Data to use
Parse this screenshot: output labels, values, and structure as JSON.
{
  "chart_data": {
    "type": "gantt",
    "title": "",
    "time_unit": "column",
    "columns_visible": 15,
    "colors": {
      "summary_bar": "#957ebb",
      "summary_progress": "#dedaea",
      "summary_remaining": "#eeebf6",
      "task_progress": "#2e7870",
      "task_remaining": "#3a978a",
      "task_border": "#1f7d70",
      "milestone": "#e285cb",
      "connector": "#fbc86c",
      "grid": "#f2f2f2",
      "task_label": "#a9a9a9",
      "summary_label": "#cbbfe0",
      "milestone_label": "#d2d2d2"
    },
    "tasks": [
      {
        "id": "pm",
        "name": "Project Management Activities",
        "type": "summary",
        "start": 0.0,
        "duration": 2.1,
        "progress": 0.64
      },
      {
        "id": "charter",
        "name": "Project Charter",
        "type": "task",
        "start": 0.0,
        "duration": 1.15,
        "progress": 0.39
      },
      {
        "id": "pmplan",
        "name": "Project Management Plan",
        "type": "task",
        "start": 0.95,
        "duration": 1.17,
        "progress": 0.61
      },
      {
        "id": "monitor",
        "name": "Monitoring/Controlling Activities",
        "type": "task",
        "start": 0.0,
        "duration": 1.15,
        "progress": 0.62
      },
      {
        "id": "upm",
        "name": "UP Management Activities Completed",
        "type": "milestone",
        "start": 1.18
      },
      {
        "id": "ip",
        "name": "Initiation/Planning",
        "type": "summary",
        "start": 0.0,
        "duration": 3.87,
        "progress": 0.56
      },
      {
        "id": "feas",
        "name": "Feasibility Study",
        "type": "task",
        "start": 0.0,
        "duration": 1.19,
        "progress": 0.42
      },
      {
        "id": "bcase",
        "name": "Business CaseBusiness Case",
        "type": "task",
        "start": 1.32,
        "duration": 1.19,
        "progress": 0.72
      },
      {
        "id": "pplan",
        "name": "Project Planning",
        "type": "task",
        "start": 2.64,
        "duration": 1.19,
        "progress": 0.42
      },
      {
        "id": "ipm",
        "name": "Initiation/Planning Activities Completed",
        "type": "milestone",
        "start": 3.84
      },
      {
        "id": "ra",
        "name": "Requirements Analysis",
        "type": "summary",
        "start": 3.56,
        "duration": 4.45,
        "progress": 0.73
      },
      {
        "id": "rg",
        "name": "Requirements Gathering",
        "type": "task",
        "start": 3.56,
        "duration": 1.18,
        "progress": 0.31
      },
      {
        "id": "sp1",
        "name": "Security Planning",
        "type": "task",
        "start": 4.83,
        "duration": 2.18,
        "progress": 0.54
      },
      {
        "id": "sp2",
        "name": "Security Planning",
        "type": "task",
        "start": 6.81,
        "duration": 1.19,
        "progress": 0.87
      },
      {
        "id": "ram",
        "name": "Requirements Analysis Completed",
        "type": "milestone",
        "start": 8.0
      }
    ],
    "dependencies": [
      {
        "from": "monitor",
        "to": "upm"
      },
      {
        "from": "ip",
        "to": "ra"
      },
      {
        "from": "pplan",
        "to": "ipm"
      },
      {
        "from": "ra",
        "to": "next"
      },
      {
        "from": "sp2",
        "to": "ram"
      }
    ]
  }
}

Aim
All lines above containing the string "Planning" are to be collected.

Task output
        "name": "Initiation/Planning",
        "name": "Project Planning",
        "name": "Initiation/Planning Activities Completed",
        "name": "Security Planning",
        "name": "Security Planning",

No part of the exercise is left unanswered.